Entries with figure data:
______

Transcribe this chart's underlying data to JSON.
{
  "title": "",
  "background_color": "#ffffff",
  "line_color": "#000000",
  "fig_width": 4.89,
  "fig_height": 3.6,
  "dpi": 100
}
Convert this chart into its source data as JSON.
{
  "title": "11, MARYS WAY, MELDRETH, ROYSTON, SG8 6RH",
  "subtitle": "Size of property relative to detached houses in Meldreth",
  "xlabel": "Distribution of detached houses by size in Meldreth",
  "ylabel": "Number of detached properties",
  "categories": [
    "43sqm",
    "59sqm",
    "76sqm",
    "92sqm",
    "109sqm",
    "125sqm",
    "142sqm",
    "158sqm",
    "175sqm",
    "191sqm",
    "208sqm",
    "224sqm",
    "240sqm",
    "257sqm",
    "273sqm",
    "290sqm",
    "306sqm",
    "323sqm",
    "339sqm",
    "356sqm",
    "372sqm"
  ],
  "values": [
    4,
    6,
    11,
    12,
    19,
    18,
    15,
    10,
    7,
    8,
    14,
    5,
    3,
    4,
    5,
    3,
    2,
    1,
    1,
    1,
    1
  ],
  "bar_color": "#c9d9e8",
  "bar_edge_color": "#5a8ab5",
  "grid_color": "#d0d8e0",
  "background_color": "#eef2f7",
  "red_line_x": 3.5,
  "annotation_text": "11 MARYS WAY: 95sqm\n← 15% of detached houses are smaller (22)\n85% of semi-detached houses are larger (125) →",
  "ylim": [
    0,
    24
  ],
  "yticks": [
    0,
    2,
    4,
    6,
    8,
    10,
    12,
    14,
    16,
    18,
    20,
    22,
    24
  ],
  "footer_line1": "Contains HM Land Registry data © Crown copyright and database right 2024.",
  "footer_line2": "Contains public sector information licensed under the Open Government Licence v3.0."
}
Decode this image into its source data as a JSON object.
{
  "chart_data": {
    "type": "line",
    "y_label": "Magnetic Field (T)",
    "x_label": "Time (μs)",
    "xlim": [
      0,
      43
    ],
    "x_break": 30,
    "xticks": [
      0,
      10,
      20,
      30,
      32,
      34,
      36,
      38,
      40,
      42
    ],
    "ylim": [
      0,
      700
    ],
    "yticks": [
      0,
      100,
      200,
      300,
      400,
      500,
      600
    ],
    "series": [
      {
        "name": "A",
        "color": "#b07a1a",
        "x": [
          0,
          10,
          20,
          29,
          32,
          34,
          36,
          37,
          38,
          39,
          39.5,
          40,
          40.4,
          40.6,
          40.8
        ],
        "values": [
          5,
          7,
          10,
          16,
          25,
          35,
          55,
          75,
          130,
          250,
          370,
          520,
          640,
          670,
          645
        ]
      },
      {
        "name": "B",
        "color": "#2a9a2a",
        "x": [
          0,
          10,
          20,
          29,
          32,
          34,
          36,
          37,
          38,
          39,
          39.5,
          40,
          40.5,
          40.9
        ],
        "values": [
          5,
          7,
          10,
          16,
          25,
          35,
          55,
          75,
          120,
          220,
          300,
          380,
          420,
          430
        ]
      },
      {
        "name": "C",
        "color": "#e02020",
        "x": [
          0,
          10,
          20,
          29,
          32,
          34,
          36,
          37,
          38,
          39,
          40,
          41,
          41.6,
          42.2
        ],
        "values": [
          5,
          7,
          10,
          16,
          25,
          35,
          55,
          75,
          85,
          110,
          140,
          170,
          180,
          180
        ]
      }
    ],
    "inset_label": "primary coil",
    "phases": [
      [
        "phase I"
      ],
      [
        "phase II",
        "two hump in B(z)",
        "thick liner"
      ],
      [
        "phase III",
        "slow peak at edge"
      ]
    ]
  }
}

______

EXERCISE BRIEF: Write every record out again, unaltered.

THE SOLUTION:
Transcribe this chart's underlying data to JSON.
{
  "title": "",
  "background_color": "#ffffff",
  "line_color": "#000000",
  "fig_width": 4.89,
  "fig_height": 3.6,
  "dpi": 100
}
Convert this chart into its source data as JSON.
{
  "title": "11, MARYS WAY, MELDRETH, ROYSTON, SG8 6RH",
  "subtitle": "Size of property relative to detached houses in Meldreth",
  "xlabel": "Distribution of detached houses by size in Meldreth",
  "ylabel": "Number of detached properties",
  "categories": [
    "43sqm",
    "59sqm",
    "76sqm",
    "92sqm",
    "109sqm",
    "125sqm",
    "142sqm",
    "158sqm",
    "175sqm",
    "191sqm",
    "208sqm",
    "224sqm",
    "240sqm",
    "257sqm",
    "273sqm",
    "290sqm",
    "306sqm",
    "323sqm",
    "339sqm",
    "356sqm",
    "372sqm"
  ],
  "values": [
    4,
    6,
    11,
    12,
    19,
    18,
    15,
    10,
    7,
    8,
    14,
    5,
    3,
    4,
    5,
    3,
    2,
    1,
    1,
    1,
    1
  ],
  "bar_color": "#c9d9e8",
  "bar_edge_color": "#5a8ab5",
  "grid_color": "#d0d8e0",
  "background_color": "#eef2f7",
  "red_line_x": 3.5,
  "annotation_text": "11 MARYS WAY: 95sqm\n← 15% of detached houses are smaller (22)\n85% of semi-detached houses are larger (125) →",
  "ylim": [
    0,
    24
  ],
  "yticks": [
    0,
    2,
    4,
    6,
    8,
    10,
    12,
    14,
    16,
    18,
    20,
    22,
    24
  ],
  "footer_line1": "Contains HM Land Registry data © Crown copyright and database right 2024.",
  "footer_line2": "Contains public sector information licensed under the Open Government Licence v3.0."
}
Decode this image into its source data as a JSON object.
{
  "chart_data": {
    "type": "line",
    "y_label": "Magnetic Field (T)",
    "x_label": "Time (μs)",
    "xlim": [
      0,
      43
    ],
    "x_break": 30,
    "xticks": [
      0,
      10,
      20,
      30,
      32,
      34,
      36,
      38,
      40,
      42
    ],
    "ylim": [
      0,
      700
    ],
    "yticks": [
      0,
      100,
      200,
      300,
      400,
      500,
      600
    ],
    "series": [
      {
        "name": "A",
        "color": "#b07a1a",
        "x": [
          0,
          10,
          20,
          29,
          32,
          34,
          36,
          37,
          38,
          39,
          39.5,
          40,
          40.4,
          40.6,
          40.8
        ],
        "values": [
          5,
          7,
          10,
          16,
          25,
          35,
          55,
          75,
          130,
          250,
          370,
          520,
          640,
          670,
          645
        ]
      },
      {
        "name": "B",
        "color": "#2a9a2a",
        "x": [
          0,
          10,
          20,
          29,
          32,
          34,
          36,
          37,
          38,
          39,
          39.5,
          40,
          40.5,
          40.9
        ],
        "values": [
          5,
          7,
          10,
          16,
          25,
          35,
          55,
          75,
          120,
          220,
          300,
          380,
          420,
          430
        ]
      },
      {
        "name": "C",
        "color": "#e02020",
        "x": [
          0,
          10,
          20,
          29,
          32,
          34,
          36,
          37,
          38,
          39,
          40,
          41,
          41.6,
          42.2
        ],
        "values": [
          5,
          7,
          10,
          16,
          25,
          35,
          55,
          75,
          85,
          110,
          140,
          170,
          180,
          180
        ]
      }
    ],
    "inset_label": "primary coil",
    "phases": [
      [
        "phase I"
      ],
      [
        "phase II",
        "two hump in B(z)",
        "thick liner"
      ],
      [
        "phase III",
        "slow peak at edge"
      ]
    ]
  }
}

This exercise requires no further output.